**REQUIRED WORK**
All of the data should be reproduced word for word, though its pictures must be omitted.

--- MATERIAL TO PROCESS Enclosed Below ---

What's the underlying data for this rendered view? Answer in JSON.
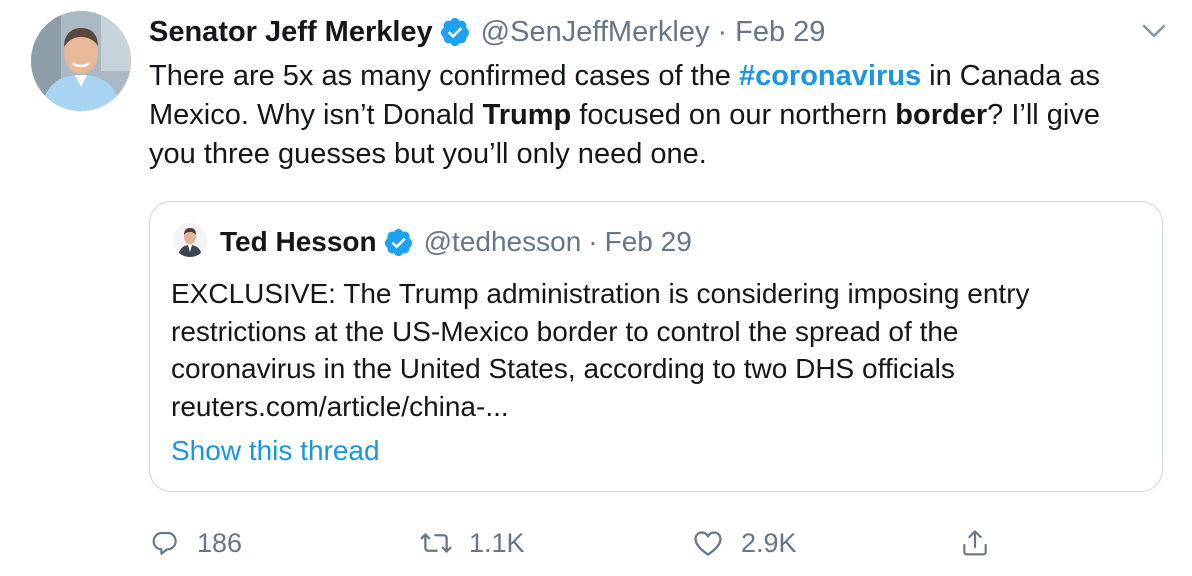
{
  "tweet": {
    "author_name": "Senator Jeff Merkley",
    "author_handle": "@SenJeffMerkley",
    "separator": "·",
    "date": "Feb 29",
    "body": {
      "line1_before": "There are 5x as many confirmed cases of the ",
      "hashtag": "#coronavirus",
      "line1_after": " in Canada as",
      "line2_before": "Mexico. Why isn’t Donald ",
      "bold_trump": "Trump",
      "line2_middle": " focused on our northern ",
      "bold_border": "border",
      "line2_after": "? I’ll give",
      "line3": "you three guesses but you’ll only need one."
    }
  },
  "quoted_tweet": {
    "author_name": "Ted Hesson",
    "author_handle": "@tedhesson",
    "separator": "·",
    "date": "Feb 29",
    "lines": [
      "EXCLUSIVE: The Trump administration is considering imposing entry",
      "restrictions at the US-Mexico border to control the spread of the",
      "coronavirus in the United States, according to two DHS officials",
      "reuters.com/article/china-..."
    ],
    "show_thread": "Show this thread"
  },
  "actions": {
    "reply_count": "186",
    "retweet_count": "1.1K",
    "like_count": "2.9K"
  },
  "icons": {
    "verified": "verified-badge-icon",
    "chevron": "chevron-down-icon",
    "reply": "reply-icon",
    "retweet": "retweet-icon",
    "like": "heart-icon",
    "share": "share-icon"
  },
  "colors": {
    "link_blue": "#1b95e0",
    "muted_gray": "#657786",
    "text": "#14171a",
    "border": "#ccd6dd"
  }
}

--- End of Enclosed MATERIAL TO PROCESS ---

**PROBLEM SOLUTION**
What's the underlying data for this rendered view? Answer in JSON.
{
  "tweet": {
    "author_name": "Senator Jeff Merkley",
    "author_handle": "@SenJeffMerkley",
    "separator": "·",
    "date": "Feb 29",
    "body": {
      "line1_before": "There are 5x as many confirmed cases of the ",
      "hashtag": "#coronavirus",
      "line1_after": " in Canada as",
      "line2_before": "Mexico. Why isn’t Donald ",
      "bold_trump": "Trump",
      "line2_middle": " focused on our northern ",
      "bold_border": "border",
      "line2_after": "? I’ll give",
      "line3": "you three guesses but you’ll only need one."
    }
  },
  "quoted_tweet": {
    "author_name": "Ted Hesson",
    "author_handle": "@tedhesson",
    "separator": "·",
    "date": "Feb 29",
    "lines": [
      "EXCLUSIVE: The Trump administration is considering imposing entry",
      "restrictions at the US-Mexico border to control the spread of the",
      "coronavirus in the United States, according to two DHS officials",
      "reuters.com/article/china-..."
    ],
    "show_thread": "Show this thread"
  },
  "actions": {
    "reply_count": "186",
    "retweet_count": "1.1K",
    "like_count": "2.9K"
  },
  "icons": {
    "verified": "verified-badge-icon",
    "chevron": "chevron-down-icon",
    "reply": "reply-icon",
    "retweet": "retweet-icon",
    "like": "heart-icon",
    "share": "share-icon"
  },
  "colors": {
    "link_blue": "#1b95e0",
    "muted_gray": "#657786",
    "text": "#14171a",
    "border": "#ccd6dd"
  }
}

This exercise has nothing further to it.